Information given
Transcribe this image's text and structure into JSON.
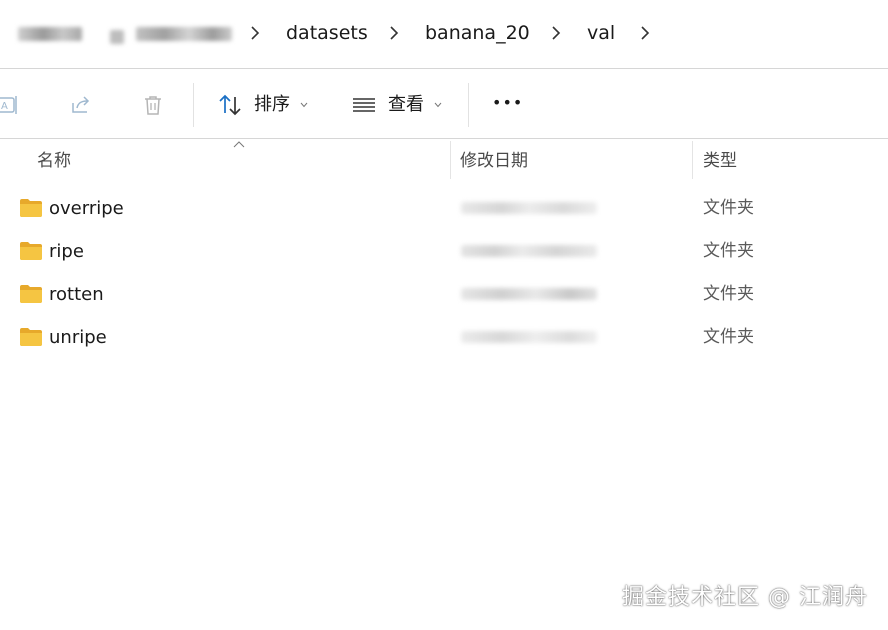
{
  "breadcrumb": {
    "items": [
      {
        "label": "datasets"
      },
      {
        "label": "banana_20"
      },
      {
        "label": "val"
      }
    ]
  },
  "toolbar": {
    "rename_icon": "rename-icon",
    "share_icon": "share-icon",
    "delete_icon": "trash-icon",
    "sort_label": "排序",
    "view_label": "查看",
    "more_label": "•••"
  },
  "columns": {
    "name": "名称",
    "modified": "修改日期",
    "type": "类型"
  },
  "files": [
    {
      "name": "overripe",
      "type": "文件夹"
    },
    {
      "name": "ripe",
      "type": "文件夹"
    },
    {
      "name": "rotten",
      "type": "文件夹"
    },
    {
      "name": "unripe",
      "type": "文件夹"
    }
  ],
  "watermark": "掘金技术社区 @ 江润舟",
  "colors": {
    "accent": "#1a6fc4",
    "folder": "#f5c542",
    "folder_dark": "#e7a92b",
    "icon_disabled": "#9fb8cf"
  }
}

What to work on
Reproduce the material above in full, exactly, with no images.

Result of this exercise
Transcribe this image's text and structure into JSON.
{
  "breadcrumb": {
    "items": [
      {
        "label": "datasets"
      },
      {
        "label": "banana_20"
      },
      {
        "label": "val"
      }
    ]
  },
  "toolbar": {
    "rename_icon": "rename-icon",
    "share_icon": "share-icon",
    "delete_icon": "trash-icon",
    "sort_label": "排序",
    "view_label": "查看",
    "more_label": "•••"
  },
  "columns": {
    "name": "名称",
    "modified": "修改日期",
    "type": "类型"
  },
  "files": [
    {
      "name": "overripe",
      "type": "文件夹"
    },
    {
      "name": "ripe",
      "type": "文件夹"
    },
    {
      "name": "rotten",
      "type": "文件夹"
    },
    {
      "name": "unripe",
      "type": "文件夹"
    }
  ],
  "watermark": "掘金技术社区 @ 江润舟",
  "colors": {
    "accent": "#1a6fc4",
    "folder": "#f5c542",
    "folder_dark": "#e7a92b",
    "icon_disabled": "#9fb8cf"
  }
}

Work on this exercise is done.